PROMPT: Quote the whole listing word for word. Do not include the pictures.

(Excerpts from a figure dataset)

━━━━━━━━━━━━━━━━━━━━

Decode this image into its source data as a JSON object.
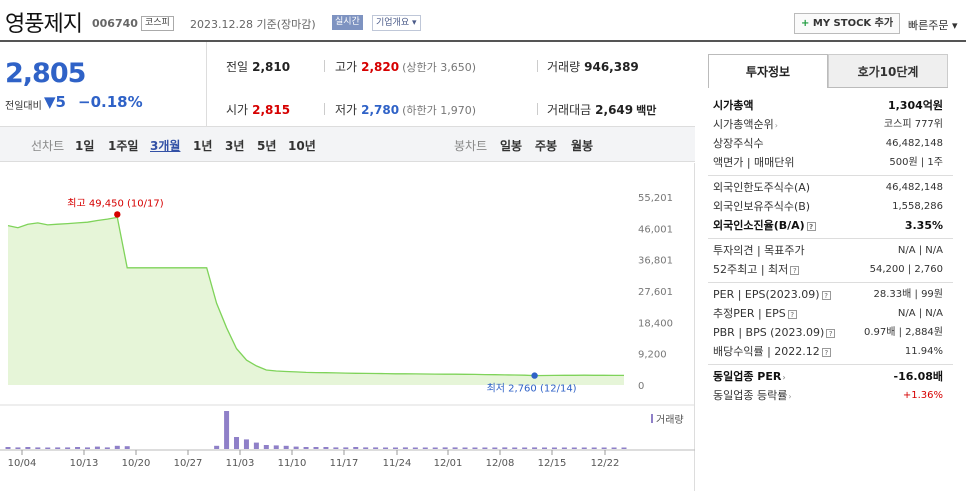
{
  "header": {
    "stock_name": "영풍제지",
    "stock_code": "006740",
    "market": "코스피",
    "date_text": "2023.12.28 기준(장마감)",
    "realtime_label": "실시간",
    "overview_label": "기업개요 ▾",
    "mystock_plus": "+",
    "mystock_label": "MY STOCK 추가",
    "quick_order": "빠른주문 ▾"
  },
  "price": {
    "current": "2,805",
    "diff_label": "전일대비",
    "diff_value": "▼5",
    "diff_pct": "−0.18%"
  },
  "stats": {
    "prev_label": "전일",
    "prev_value": "2,810",
    "high_label": "고가",
    "high_value": "2,820",
    "high_sub": "(상한가 3,650)",
    "volume_label": "거래량",
    "volume_value": "946,389",
    "open_label": "시가",
    "open_value": "2,815",
    "low_label": "저가",
    "low_value": "2,780",
    "low_sub": "(하한가 1,970)",
    "amount_label": "거래대금",
    "amount_value": "2,649",
    "amount_unit": "백만"
  },
  "periods": {
    "line_label": "선차트",
    "items": [
      "1일",
      "1주일",
      "3개월",
      "1년",
      "3년",
      "5년",
      "10년"
    ],
    "active": "3개월",
    "candle_label": "봉차트",
    "candle_items": [
      "일봉",
      "주봉",
      "월봉"
    ]
  },
  "chart_data": {
    "type": "area",
    "x": [
      "09/27",
      "09/28",
      "09/29",
      "10/04",
      "10/05",
      "10/06",
      "10/10",
      "10/11",
      "10/12",
      "10/13",
      "10/16",
      "10/17",
      "10/18",
      "10/19",
      "10/20",
      "10/23",
      "10/24",
      "10/25",
      "10/26",
      "10/27",
      "10/30",
      "10/31",
      "11/01",
      "11/02",
      "11/03",
      "11/06",
      "11/07",
      "11/08",
      "11/09",
      "11/10",
      "11/13",
      "11/14",
      "11/15",
      "11/16",
      "11/17",
      "11/20",
      "11/21",
      "11/22",
      "11/23",
      "11/24",
      "11/27",
      "11/28",
      "11/29",
      "11/30",
      "12/01",
      "12/04",
      "12/05",
      "12/06",
      "12/07",
      "12/08",
      "12/11",
      "12/12",
      "12/13",
      "12/14",
      "12/15",
      "12/18",
      "12/19",
      "12/20",
      "12/21",
      "12/22",
      "12/26",
      "12/27",
      "12/28"
    ],
    "close": [
      46800,
      46200,
      47200,
      47600,
      47000,
      47200,
      47400,
      47600,
      47800,
      48300,
      48700,
      49200,
      34400,
      34400,
      34400,
      34400,
      34400,
      34400,
      34400,
      34400,
      34400,
      24000,
      16800,
      10700,
      7300,
      5600,
      4400,
      4100,
      3950,
      3850,
      3700,
      3650,
      3600,
      3550,
      3500,
      3450,
      3400,
      3380,
      3340,
      3300,
      3280,
      3250,
      3220,
      3200,
      3180,
      3160,
      3140,
      3100,
      3060,
      3020,
      2980,
      2940,
      2880,
      2760,
      2800,
      2830,
      2850,
      2860,
      2870,
      2860,
      2840,
      2810,
      2805
    ],
    "volume": [
      0.5,
      0.4,
      0.5,
      0.4,
      0.3,
      0.4,
      0.4,
      0.5,
      0.4,
      0.6,
      0.4,
      0.8,
      0.7,
      0,
      0,
      0,
      0,
      0,
      0,
      0,
      0,
      0.8,
      9.5,
      3.0,
      2.4,
      1.6,
      1.0,
      0.9,
      0.8,
      0.6,
      0.5,
      0.5,
      0.5,
      0.4,
      0.4,
      0.5,
      0.4,
      0.4,
      0.3,
      0.3,
      0.4,
      0.3,
      0.3,
      0.3,
      0.4,
      0.4,
      0.3,
      0.3,
      0.3,
      0.3,
      0.4,
      0.3,
      0.3,
      0.4,
      0.3,
      0.3,
      0.3,
      0.3,
      0.3,
      0.3,
      0.3,
      0.3,
      0.3
    ],
    "yticks": [
      "55,201",
      "46,001",
      "36,801",
      "27,601",
      "18,400",
      "9,200",
      "0"
    ],
    "ylim": [
      0,
      55201
    ],
    "xticks": [
      "10/04",
      "10/13",
      "10/20",
      "10/27",
      "11/03",
      "11/10",
      "11/17",
      "11/24",
      "12/01",
      "12/08",
      "12/15",
      "12/22"
    ],
    "high_label": "최고 49,450 (10/17)",
    "low_label": "최저 2,760 (12/14)",
    "volume_legend": "거래량",
    "line_color": "#7fd35a",
    "fill_color": "#e6f5d8",
    "volume_color": "#8f80c8",
    "high_color": "#d60000",
    "low_color": "#2f62c7"
  },
  "invest": {
    "tab_on": "투자정보",
    "tab_off": "호가10단계",
    "rows1": [
      {
        "k": "시가총액",
        "v": "1,304억원",
        "bold": true
      },
      {
        "k": "시가총액순위",
        "v": "코스피 777위",
        "arrow": true
      },
      {
        "k": "상장주식수",
        "v": "46,482,148"
      },
      {
        "k": "액면가 | 매매단위",
        "v": "500원 | 1주"
      }
    ],
    "rows2": [
      {
        "k": "외국인한도주식수(A)",
        "v": "46,482,148"
      },
      {
        "k": "외국인보유주식수(B)",
        "v": "1,558,286"
      },
      {
        "k": "외국인소진율(B/A)",
        "v": "3.35%",
        "bold": true,
        "q": true
      }
    ],
    "rows3": [
      {
        "k": "투자의견 | 목표주가",
        "v": "N/A | N/A"
      },
      {
        "k": "52주최고 | 최저",
        "v": "54,200 | 2,760",
        "q": true
      }
    ],
    "rows4": [
      {
        "k": "PER | EPS(2023.09)",
        "v": "28.33배 | 99원",
        "q": true
      },
      {
        "k": "추정PER | EPS",
        "v": "N/A | N/A",
        "q": true
      },
      {
        "k": "PBR | BPS (2023.09)",
        "v": "0.97배 | 2,884원",
        "q": true
      },
      {
        "k": "배당수익률 | 2022.12",
        "v": "11.94%",
        "q": true
      }
    ],
    "rows5": [
      {
        "k": "동일업종 PER",
        "v": "-16.08배",
        "bold": true,
        "arrow": true
      },
      {
        "k": "동일업종 등락률",
        "v": "+1.36%",
        "red": true,
        "arrow": true
      }
    ]
  }
}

━━━━━━━━━━━━━━━━━━━━

EXERCISE ANSWER:
Decode this image into its source data as a JSON object.
{
  "header": {
    "stock_name": "영풍제지",
    "stock_code": "006740",
    "market": "코스피",
    "date_text": "2023.12.28 기준(장마감)",
    "realtime_label": "실시간",
    "overview_label": "기업개요 ▾",
    "mystock_plus": "+",
    "mystock_label": "MY STOCK 추가",
    "quick_order": "빠른주문 ▾"
  },
  "price": {
    "current": "2,805",
    "diff_label": "전일대비",
    "diff_value": "▼5",
    "diff_pct": "−0.18%"
  },
  "stats": {
    "prev_label": "전일",
    "prev_value": "2,810",
    "high_label": "고가",
    "high_value": "2,820",
    "high_sub": "(상한가 3,650)",
    "volume_label": "거래량",
    "volume_value": "946,389",
    "open_label": "시가",
    "open_value": "2,815",
    "low_label": "저가",
    "low_value": "2,780",
    "low_sub": "(하한가 1,970)",
    "amount_label": "거래대금",
    "amount_value": "2,649",
    "amount_unit": "백만"
  },
  "periods": {
    "line_label": "선차트",
    "items": [
      "1일",
      "1주일",
      "3개월",
      "1년",
      "3년",
      "5년",
      "10년"
    ],
    "active": "3개월",
    "candle_label": "봉차트",
    "candle_items": [
      "일봉",
      "주봉",
      "월봉"
    ]
  },
  "chart_data": {
    "type": "area",
    "x": [
      "09/27",
      "09/28",
      "09/29",
      "10/04",
      "10/05",
      "10/06",
      "10/10",
      "10/11",
      "10/12",
      "10/13",
      "10/16",
      "10/17",
      "10/18",
      "10/19",
      "10/20",
      "10/23",
      "10/24",
      "10/25",
      "10/26",
      "10/27",
      "10/30",
      "10/31",
      "11/01",
      "11/02",
      "11/03",
      "11/06",
      "11/07",
      "11/08",
      "11/09",
      "11/10",
      "11/13",
      "11/14",
      "11/15",
      "11/16",
      "11/17",
      "11/20",
      "11/21",
      "11/22",
      "11/23",
      "11/24",
      "11/27",
      "11/28",
      "11/29",
      "11/30",
      "12/01",
      "12/04",
      "12/05",
      "12/06",
      "12/07",
      "12/08",
      "12/11",
      "12/12",
      "12/13",
      "12/14",
      "12/15",
      "12/18",
      "12/19",
      "12/20",
      "12/21",
      "12/22",
      "12/26",
      "12/27",
      "12/28"
    ],
    "close": [
      46800,
      46200,
      47200,
      47600,
      47000,
      47200,
      47400,
      47600,
      47800,
      48300,
      48700,
      49200,
      34400,
      34400,
      34400,
      34400,
      34400,
      34400,
      34400,
      34400,
      34400,
      24000,
      16800,
      10700,
      7300,
      5600,
      4400,
      4100,
      3950,
      3850,
      3700,
      3650,
      3600,
      3550,
      3500,
      3450,
      3400,
      3380,
      3340,
      3300,
      3280,
      3250,
      3220,
      3200,
      3180,
      3160,
      3140,
      3100,
      3060,
      3020,
      2980,
      2940,
      2880,
      2760,
      2800,
      2830,
      2850,
      2860,
      2870,
      2860,
      2840,
      2810,
      2805
    ],
    "volume": [
      0.5,
      0.4,
      0.5,
      0.4,
      0.3,
      0.4,
      0.4,
      0.5,
      0.4,
      0.6,
      0.4,
      0.8,
      0.7,
      0,
      0,
      0,
      0,
      0,
      0,
      0,
      0,
      0.8,
      9.5,
      3.0,
      2.4,
      1.6,
      1.0,
      0.9,
      0.8,
      0.6,
      0.5,
      0.5,
      0.5,
      0.4,
      0.4,
      0.5,
      0.4,
      0.4,
      0.3,
      0.3,
      0.4,
      0.3,
      0.3,
      0.3,
      0.4,
      0.4,
      0.3,
      0.3,
      0.3,
      0.3,
      0.4,
      0.3,
      0.3,
      0.4,
      0.3,
      0.3,
      0.3,
      0.3,
      0.3,
      0.3,
      0.3,
      0.3,
      0.3
    ],
    "yticks": [
      "55,201",
      "46,001",
      "36,801",
      "27,601",
      "18,400",
      "9,200",
      "0"
    ],
    "ylim": [
      0,
      55201
    ],
    "xticks": [
      "10/04",
      "10/13",
      "10/20",
      "10/27",
      "11/03",
      "11/10",
      "11/17",
      "11/24",
      "12/01",
      "12/08",
      "12/15",
      "12/22"
    ],
    "high_label": "최고 49,450 (10/17)",
    "low_label": "최저 2,760 (12/14)",
    "volume_legend": "거래량",
    "line_color": "#7fd35a",
    "fill_color": "#e6f5d8",
    "volume_color": "#8f80c8",
    "high_color": "#d60000",
    "low_color": "#2f62c7"
  },
  "invest": {
    "tab_on": "투자정보",
    "tab_off": "호가10단계",
    "rows1": [
      {
        "k": "시가총액",
        "v": "1,304억원",
        "bold": true
      },
      {
        "k": "시가총액순위",
        "v": "코스피 777위",
        "arrow": true
      },
      {
        "k": "상장주식수",
        "v": "46,482,148"
      },
      {
        "k": "액면가 | 매매단위",
        "v": "500원 | 1주"
      }
    ],
    "rows2": [
      {
        "k": "외국인한도주식수(A)",
        "v": "46,482,148"
      },
      {
        "k": "외국인보유주식수(B)",
        "v": "1,558,286"
      },
      {
        "k": "외국인소진율(B/A)",
        "v": "3.35%",
        "bold": true,
        "q": true
      }
    ],
    "rows3": [
      {
        "k": "투자의견 | 목표주가",
        "v": "N/A | N/A"
      },
      {
        "k": "52주최고 | 최저",
        "v": "54,200 | 2,760",
        "q": true
      }
    ],
    "rows4": [
      {
        "k": "PER | EPS(2023.09)",
        "v": "28.33배 | 99원",
        "q": true
      },
      {
        "k": "추정PER | EPS",
        "v": "N/A | N/A",
        "q": true
      },
      {
        "k": "PBR | BPS (2023.09)",
        "v": "0.97배 | 2,884원",
        "q": true
      },
      {
        "k": "배당수익률 | 2022.12",
        "v": "11.94%",
        "q": true
      }
    ],
    "rows5": [
      {
        "k": "동일업종 PER",
        "v": "-16.08배",
        "bold": true,
        "arrow": true
      },
      {
        "k": "동일업종 등락률",
        "v": "+1.36%",
        "red": true,
        "arrow": true
      }
    ]
  }
}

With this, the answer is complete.